Entries taken from a collection =
============

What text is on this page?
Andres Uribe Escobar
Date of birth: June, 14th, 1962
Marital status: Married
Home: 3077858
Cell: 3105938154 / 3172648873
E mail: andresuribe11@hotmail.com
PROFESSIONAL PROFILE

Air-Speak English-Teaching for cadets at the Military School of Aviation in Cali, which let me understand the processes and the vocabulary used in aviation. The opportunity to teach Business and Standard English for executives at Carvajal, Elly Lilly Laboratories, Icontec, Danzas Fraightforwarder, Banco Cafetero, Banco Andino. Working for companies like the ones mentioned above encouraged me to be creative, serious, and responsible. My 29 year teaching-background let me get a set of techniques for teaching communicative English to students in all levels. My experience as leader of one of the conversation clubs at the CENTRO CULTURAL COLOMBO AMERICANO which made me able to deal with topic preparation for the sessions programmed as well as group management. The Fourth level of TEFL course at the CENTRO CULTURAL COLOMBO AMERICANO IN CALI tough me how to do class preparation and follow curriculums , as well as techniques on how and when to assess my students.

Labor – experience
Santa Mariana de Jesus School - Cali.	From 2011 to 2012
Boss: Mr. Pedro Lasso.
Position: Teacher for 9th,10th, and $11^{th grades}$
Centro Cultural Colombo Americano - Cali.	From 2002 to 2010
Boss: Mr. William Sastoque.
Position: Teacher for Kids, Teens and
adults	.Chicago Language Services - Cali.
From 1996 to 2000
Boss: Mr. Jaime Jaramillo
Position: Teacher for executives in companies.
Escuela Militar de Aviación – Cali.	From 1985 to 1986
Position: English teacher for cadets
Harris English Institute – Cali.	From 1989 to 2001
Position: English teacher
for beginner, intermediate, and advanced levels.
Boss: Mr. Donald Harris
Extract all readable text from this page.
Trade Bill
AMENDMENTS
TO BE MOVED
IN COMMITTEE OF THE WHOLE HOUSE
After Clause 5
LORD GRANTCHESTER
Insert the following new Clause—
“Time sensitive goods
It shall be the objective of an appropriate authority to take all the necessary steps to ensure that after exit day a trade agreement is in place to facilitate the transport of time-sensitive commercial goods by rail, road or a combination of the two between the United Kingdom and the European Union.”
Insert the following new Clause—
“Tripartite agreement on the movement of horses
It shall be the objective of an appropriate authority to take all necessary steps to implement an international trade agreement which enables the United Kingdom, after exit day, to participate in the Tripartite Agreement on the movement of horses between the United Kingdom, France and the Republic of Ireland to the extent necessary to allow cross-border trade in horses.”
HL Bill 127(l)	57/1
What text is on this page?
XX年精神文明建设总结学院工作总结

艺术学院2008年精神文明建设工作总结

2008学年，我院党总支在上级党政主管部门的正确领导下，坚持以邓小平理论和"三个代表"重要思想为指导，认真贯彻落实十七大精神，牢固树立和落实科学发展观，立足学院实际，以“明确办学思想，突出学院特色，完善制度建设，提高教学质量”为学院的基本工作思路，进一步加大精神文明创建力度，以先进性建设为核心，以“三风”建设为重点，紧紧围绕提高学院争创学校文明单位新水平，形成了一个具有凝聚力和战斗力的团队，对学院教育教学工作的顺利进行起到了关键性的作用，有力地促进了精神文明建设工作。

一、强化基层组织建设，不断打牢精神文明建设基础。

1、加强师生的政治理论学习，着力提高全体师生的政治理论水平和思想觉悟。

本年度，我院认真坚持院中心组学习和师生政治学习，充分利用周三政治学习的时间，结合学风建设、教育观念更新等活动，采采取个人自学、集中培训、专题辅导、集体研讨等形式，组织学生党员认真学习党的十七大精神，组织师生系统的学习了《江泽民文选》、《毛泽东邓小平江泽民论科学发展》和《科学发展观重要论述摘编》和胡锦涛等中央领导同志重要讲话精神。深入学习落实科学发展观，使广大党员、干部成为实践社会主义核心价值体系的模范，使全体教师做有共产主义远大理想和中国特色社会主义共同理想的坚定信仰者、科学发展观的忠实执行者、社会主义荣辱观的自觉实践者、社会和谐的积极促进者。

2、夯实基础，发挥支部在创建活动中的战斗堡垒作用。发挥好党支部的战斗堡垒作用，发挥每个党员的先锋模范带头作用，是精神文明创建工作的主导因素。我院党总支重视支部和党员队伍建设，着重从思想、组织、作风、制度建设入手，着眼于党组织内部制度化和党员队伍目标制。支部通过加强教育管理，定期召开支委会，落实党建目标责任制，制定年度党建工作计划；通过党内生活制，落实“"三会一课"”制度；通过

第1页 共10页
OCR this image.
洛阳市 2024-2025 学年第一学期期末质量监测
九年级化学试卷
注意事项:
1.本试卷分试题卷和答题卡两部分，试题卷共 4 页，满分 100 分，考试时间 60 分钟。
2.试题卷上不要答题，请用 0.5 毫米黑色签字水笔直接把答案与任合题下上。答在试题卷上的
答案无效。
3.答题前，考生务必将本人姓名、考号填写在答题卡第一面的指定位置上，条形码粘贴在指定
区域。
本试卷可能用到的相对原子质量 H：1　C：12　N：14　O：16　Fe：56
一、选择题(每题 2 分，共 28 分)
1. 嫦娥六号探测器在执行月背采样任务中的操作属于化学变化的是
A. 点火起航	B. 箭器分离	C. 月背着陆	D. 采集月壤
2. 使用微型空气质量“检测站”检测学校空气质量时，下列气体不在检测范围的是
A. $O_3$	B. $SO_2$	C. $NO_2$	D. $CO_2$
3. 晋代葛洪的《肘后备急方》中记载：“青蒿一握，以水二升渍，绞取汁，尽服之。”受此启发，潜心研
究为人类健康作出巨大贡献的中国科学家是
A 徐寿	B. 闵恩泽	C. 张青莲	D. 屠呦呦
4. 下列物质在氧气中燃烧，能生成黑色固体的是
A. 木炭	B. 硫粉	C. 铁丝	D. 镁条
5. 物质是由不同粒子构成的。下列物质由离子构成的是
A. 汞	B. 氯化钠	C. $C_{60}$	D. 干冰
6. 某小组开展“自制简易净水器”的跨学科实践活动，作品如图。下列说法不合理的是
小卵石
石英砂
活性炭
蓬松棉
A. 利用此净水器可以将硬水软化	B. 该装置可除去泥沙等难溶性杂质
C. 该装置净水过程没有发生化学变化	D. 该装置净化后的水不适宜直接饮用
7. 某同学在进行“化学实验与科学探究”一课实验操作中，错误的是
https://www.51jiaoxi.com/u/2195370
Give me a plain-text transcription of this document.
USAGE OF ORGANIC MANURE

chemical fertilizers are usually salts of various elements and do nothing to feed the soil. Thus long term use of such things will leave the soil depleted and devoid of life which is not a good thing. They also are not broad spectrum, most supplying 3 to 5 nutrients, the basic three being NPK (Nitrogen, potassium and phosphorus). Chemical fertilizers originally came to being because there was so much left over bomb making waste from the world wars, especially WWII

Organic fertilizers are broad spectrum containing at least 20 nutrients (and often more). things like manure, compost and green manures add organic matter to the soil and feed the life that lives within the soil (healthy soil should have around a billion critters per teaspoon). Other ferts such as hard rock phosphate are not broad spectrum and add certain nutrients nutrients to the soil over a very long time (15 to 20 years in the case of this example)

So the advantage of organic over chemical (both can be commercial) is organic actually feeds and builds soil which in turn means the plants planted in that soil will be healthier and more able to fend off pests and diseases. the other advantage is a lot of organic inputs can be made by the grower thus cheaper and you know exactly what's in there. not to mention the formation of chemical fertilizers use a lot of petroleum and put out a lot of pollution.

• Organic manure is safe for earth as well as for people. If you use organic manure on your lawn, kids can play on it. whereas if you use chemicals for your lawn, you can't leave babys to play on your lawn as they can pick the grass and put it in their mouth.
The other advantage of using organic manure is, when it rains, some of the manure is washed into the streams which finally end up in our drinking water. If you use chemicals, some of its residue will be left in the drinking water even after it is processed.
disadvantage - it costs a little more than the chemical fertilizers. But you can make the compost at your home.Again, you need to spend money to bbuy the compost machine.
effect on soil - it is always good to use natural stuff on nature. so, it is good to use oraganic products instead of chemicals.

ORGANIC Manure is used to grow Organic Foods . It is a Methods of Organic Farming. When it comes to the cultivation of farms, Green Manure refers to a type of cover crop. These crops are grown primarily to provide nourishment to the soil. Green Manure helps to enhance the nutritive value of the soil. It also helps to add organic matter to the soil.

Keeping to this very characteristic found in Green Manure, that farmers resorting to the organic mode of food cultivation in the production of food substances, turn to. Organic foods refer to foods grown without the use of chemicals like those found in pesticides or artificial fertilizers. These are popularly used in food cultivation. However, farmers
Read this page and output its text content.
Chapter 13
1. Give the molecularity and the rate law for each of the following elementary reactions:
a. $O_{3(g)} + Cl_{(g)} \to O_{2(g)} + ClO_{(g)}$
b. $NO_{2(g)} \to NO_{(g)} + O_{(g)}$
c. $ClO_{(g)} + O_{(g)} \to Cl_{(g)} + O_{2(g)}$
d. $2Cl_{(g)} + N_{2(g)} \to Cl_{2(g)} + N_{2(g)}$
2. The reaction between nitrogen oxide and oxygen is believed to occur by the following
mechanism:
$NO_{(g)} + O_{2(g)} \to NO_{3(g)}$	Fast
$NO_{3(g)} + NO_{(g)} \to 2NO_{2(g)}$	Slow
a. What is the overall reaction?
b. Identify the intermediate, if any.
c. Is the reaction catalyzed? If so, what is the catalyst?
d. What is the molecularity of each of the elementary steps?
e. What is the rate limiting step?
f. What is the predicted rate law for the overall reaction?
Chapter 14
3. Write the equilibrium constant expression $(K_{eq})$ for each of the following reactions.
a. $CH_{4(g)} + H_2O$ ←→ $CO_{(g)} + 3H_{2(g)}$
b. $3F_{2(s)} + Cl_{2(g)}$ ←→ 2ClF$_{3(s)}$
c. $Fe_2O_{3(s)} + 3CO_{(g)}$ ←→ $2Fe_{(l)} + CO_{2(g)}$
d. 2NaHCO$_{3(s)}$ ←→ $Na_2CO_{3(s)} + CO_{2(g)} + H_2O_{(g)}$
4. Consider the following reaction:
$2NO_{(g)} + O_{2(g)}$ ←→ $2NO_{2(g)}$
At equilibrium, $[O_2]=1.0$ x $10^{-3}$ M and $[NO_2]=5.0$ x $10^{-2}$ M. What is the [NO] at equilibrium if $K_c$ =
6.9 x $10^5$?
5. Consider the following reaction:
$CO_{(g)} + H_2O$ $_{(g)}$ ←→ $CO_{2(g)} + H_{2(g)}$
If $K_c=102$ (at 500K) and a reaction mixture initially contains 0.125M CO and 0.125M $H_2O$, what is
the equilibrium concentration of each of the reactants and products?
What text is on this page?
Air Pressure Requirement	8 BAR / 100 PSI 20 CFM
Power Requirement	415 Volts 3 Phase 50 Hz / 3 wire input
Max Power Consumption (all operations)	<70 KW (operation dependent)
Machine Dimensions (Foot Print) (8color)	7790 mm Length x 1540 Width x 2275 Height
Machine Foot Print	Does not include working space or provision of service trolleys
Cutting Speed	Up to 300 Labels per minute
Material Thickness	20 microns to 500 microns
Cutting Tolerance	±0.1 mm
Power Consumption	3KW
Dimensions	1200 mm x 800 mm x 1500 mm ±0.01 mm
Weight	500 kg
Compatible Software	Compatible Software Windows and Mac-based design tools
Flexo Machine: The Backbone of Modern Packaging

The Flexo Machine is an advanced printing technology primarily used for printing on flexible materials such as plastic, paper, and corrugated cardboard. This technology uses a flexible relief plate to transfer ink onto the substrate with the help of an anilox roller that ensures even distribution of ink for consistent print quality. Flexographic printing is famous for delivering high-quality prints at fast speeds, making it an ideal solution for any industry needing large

============

WHAT YOU SHOULD DO = Identify the lines that contain the string "reactions", and copy every one of them.

ANSWER IN FULL =
1. Give the molecularity and the rate law for each of the following elementary reactions:
3. Write the equilibrium constant expression $(K_{eq})$ for each of the following reactions.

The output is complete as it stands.